Print each line of the listing once more, precisely as given.

___ Records shown ___

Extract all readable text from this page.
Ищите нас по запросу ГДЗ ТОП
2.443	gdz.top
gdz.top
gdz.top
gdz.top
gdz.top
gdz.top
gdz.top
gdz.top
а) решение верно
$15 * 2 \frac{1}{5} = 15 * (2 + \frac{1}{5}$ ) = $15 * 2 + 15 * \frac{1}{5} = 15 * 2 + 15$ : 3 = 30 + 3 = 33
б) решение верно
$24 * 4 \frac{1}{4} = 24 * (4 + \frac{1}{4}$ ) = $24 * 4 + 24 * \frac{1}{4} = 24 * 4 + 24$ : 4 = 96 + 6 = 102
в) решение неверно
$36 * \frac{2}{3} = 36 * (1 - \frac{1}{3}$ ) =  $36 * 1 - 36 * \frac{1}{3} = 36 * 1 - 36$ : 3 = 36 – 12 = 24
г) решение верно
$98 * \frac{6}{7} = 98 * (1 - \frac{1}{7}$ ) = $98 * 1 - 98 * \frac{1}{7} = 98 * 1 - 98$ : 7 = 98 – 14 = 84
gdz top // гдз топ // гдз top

___

▶ _Exercise result_:
Extract all readable text from this page.
Ищите нас по запросу ГДЗ ТОП
2.443	gdz.top
gdz.top
gdz.top
gdz.top
gdz.top
gdz.top
gdz.top
gdz.top
а) решение верно
$15 * 2 \frac{1}{5} = 15 * (2 + \frac{1}{5}$ ) = $15 * 2 + 15 * \frac{1}{5} = 15 * 2 + 15$ : 3 = 30 + 3 = 33
б) решение верно
$24 * 4 \frac{1}{4} = 24 * (4 + \frac{1}{4}$ ) = $24 * 4 + 24 * \frac{1}{4} = 24 * 4 + 24$ : 4 = 96 + 6 = 102
в) решение неверно
$36 * \frac{2}{3} = 36 * (1 - \frac{1}{3}$ ) =  $36 * 1 - 36 * \frac{1}{3} = 36 * 1 - 36$ : 3 = 36 – 12 = 24
г) решение верно
$98 * \frac{6}{7} = 98 * (1 - \frac{1}{7}$ ) = $98 * 1 - 98 * \frac{1}{7} = 98 * 1 - 98$ : 7 = 98 – 14 = 84
gdz top // гдз топ // гдз top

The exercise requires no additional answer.